** start of Given entries **
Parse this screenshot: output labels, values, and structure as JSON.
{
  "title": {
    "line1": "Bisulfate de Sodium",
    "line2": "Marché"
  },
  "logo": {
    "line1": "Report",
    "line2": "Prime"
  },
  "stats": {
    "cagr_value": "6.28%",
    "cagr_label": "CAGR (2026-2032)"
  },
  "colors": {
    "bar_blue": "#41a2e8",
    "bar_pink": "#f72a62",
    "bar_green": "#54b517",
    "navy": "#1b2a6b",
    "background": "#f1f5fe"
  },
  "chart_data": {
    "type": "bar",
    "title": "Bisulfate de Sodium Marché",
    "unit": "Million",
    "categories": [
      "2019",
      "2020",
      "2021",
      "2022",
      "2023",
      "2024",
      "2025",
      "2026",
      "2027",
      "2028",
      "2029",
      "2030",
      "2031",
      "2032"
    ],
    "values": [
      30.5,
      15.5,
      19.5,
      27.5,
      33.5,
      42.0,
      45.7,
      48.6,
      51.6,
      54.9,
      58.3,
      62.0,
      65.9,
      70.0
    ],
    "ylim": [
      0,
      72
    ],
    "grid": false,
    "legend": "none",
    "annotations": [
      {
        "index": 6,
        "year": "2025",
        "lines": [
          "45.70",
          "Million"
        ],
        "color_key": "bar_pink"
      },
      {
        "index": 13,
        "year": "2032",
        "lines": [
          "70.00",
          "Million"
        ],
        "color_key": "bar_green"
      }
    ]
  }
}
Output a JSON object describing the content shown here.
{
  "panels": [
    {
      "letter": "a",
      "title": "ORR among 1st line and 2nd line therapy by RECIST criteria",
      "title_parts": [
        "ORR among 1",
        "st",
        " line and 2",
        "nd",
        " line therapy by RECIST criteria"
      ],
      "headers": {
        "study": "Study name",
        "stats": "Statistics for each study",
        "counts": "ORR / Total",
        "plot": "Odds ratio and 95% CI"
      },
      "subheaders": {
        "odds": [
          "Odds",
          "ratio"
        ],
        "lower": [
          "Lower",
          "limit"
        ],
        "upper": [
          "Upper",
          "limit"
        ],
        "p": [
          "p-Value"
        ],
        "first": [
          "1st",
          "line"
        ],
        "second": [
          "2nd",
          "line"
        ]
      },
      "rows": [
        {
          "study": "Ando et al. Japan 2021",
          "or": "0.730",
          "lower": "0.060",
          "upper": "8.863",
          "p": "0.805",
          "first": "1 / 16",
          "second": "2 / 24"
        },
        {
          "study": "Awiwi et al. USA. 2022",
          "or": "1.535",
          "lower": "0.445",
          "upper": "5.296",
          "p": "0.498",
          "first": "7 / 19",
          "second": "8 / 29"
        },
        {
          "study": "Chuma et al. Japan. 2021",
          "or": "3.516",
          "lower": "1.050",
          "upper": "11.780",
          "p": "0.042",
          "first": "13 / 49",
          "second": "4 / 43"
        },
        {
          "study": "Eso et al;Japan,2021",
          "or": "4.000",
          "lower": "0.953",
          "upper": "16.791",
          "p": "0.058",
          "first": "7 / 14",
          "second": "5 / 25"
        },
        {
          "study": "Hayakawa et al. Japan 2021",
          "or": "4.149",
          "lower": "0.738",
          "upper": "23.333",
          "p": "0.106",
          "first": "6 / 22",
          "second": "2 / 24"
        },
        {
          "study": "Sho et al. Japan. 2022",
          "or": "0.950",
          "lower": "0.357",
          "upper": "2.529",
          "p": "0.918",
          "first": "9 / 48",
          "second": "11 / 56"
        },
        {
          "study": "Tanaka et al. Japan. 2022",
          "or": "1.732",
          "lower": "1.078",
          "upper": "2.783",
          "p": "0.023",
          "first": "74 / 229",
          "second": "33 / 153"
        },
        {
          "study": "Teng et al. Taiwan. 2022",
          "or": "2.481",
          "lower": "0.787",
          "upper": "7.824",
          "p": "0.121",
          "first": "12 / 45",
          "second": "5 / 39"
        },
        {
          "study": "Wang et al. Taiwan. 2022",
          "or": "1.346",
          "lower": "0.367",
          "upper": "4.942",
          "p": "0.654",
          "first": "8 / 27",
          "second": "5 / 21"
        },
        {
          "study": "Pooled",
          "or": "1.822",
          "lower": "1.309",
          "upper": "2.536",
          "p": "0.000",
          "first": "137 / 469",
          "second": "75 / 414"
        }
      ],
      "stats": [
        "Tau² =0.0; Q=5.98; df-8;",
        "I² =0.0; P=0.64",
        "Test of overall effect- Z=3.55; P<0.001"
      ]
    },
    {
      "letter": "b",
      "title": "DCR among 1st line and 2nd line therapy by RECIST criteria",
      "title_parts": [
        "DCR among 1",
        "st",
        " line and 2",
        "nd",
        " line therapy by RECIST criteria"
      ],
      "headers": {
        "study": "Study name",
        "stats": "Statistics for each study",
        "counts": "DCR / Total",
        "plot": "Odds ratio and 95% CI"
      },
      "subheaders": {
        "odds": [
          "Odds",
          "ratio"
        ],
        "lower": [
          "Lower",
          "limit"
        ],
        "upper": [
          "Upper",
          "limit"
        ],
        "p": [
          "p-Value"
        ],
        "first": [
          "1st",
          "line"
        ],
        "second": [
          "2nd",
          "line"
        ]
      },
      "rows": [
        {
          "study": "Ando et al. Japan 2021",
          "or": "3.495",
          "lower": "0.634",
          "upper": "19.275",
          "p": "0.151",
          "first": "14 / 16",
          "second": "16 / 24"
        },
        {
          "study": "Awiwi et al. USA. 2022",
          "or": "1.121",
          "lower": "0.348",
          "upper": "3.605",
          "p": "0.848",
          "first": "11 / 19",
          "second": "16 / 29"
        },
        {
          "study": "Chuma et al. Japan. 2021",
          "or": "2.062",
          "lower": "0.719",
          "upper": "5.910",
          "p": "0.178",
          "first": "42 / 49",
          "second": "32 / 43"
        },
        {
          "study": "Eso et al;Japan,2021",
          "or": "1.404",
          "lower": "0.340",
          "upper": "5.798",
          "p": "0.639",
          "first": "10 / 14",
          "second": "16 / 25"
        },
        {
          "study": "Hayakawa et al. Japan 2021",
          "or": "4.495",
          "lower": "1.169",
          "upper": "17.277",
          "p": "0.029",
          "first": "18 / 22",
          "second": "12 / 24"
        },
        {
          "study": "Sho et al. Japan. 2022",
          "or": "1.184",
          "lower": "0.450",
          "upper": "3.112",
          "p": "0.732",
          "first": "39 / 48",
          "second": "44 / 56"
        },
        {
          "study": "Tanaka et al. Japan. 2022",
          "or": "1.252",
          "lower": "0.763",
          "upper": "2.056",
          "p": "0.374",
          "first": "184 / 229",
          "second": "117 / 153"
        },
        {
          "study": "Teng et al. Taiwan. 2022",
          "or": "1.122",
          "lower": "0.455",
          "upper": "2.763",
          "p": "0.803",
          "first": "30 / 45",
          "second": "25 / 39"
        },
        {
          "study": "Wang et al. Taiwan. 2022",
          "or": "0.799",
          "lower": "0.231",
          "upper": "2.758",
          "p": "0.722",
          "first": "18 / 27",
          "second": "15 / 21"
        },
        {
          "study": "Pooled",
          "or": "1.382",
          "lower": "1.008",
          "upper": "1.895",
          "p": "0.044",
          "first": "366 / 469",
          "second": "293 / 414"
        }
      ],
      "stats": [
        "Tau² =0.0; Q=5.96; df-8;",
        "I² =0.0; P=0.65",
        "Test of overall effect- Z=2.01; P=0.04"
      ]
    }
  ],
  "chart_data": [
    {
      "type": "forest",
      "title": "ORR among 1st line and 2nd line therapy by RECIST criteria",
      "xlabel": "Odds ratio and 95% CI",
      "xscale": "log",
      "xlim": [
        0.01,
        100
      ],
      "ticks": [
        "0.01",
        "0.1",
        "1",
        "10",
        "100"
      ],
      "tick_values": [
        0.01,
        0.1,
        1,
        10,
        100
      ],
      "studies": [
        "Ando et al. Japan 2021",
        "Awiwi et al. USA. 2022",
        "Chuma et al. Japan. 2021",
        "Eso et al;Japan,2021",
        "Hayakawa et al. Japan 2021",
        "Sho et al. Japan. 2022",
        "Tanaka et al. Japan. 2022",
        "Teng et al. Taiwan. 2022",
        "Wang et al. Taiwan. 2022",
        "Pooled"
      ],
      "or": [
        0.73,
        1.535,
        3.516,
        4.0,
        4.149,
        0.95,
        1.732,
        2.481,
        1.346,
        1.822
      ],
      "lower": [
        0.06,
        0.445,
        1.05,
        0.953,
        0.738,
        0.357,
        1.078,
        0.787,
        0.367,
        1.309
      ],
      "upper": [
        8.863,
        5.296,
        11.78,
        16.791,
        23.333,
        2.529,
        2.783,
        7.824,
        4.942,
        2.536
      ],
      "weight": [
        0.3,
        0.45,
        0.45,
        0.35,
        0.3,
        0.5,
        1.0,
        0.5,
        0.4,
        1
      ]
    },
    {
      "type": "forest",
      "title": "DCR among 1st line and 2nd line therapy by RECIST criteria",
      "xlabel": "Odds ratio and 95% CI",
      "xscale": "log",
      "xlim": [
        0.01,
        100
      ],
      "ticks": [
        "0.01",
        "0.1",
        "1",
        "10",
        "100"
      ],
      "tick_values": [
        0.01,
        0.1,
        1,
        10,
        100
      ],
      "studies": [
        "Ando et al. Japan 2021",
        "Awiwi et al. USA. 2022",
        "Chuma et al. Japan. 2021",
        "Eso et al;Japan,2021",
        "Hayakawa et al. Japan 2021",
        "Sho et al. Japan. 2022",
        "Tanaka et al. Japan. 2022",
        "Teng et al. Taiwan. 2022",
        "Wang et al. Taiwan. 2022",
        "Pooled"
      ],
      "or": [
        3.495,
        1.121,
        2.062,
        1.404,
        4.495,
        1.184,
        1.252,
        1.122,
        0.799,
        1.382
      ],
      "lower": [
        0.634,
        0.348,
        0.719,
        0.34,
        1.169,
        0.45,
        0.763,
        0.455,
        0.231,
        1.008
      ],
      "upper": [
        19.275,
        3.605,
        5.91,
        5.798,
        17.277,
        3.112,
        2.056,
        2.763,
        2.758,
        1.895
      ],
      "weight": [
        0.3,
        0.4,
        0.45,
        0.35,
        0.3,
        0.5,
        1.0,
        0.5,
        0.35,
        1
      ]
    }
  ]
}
** end of Given entries **
Find the lines above that contain the word "effect" and collect them.

        "Test of overall effect- Z=3.55; P<0.001"
        "Test of overall effect- Z=2.01; P=0.04"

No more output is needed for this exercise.